__Data lines__.

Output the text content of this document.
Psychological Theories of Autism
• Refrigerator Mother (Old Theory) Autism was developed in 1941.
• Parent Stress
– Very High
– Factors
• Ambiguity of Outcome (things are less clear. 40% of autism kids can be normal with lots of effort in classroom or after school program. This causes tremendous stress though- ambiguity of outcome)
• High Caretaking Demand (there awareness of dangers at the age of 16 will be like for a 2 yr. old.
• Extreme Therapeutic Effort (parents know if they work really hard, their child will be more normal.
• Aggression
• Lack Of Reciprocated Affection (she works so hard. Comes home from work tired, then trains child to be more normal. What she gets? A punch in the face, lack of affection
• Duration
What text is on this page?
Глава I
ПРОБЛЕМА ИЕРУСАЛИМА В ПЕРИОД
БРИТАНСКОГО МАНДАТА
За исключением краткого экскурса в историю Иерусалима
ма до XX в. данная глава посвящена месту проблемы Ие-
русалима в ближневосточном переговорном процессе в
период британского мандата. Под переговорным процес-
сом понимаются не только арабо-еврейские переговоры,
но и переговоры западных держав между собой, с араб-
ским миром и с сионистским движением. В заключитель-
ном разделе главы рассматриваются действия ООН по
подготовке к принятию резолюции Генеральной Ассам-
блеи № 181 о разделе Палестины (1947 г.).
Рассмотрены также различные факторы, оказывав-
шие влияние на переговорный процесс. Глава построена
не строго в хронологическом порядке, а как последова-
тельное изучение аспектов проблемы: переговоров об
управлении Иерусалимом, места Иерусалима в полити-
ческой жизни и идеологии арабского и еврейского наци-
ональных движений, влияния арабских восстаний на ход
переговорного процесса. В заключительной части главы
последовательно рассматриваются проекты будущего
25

__The task__. Write all of the records out again exactly.

__Written response__.
Output the text content of this document.
Psychological Theories of Autism
• Refrigerator Mother (Old Theory) Autism was developed in 1941.
• Parent Stress
– Very High
– Factors
• Ambiguity of Outcome (things are less clear. 40% of autism kids can be normal with lots of effort in classroom or after school program. This causes tremendous stress though- ambiguity of outcome)
• High Caretaking Demand (there awareness of dangers at the age of 16 will be like for a 2 yr. old.
• Extreme Therapeutic Effort (parents know if they work really hard, their child will be more normal.
• Aggression
• Lack Of Reciprocated Affection (she works so hard. Comes home from work tired, then trains child to be more normal. What she gets? A punch in the face, lack of affection
• Duration
What text is on this page?
Глава I
ПРОБЛЕМА ИЕРУСАЛИМА В ПЕРИОД
БРИТАНСКОГО МАНДАТА
За исключением краткого экскурса в историю Иерусалима
ма до XX в. данная глава посвящена месту проблемы Ие-
русалима в ближневосточном переговорном процессе в
период британского мандата. Под переговорным процес-
сом понимаются не только арабо-еврейские переговоры,
но и переговоры западных держав между собой, с араб-
ским миром и с сионистским движением. В заключитель-
ном разделе главы рассматриваются действия ООН по
подготовке к принятию резолюции Генеральной Ассам-
блеи № 181 о разделе Палестины (1947 г.).
Рассмотрены также различные факторы, оказывав-
шие влияние на переговорный процесс. Глава построена
не строго в хронологическом порядке, а как последова-
тельное изучение аспектов проблемы: переговоров об
управлении Иерусалимом, места Иерусалима в полити-
ческой жизни и идеологии арабского и еврейского наци-
ональных движений, влияния арабских восстаний на ход
переговорного процесса. В заключительной части главы
последовательно рассматриваются проекты будущего
25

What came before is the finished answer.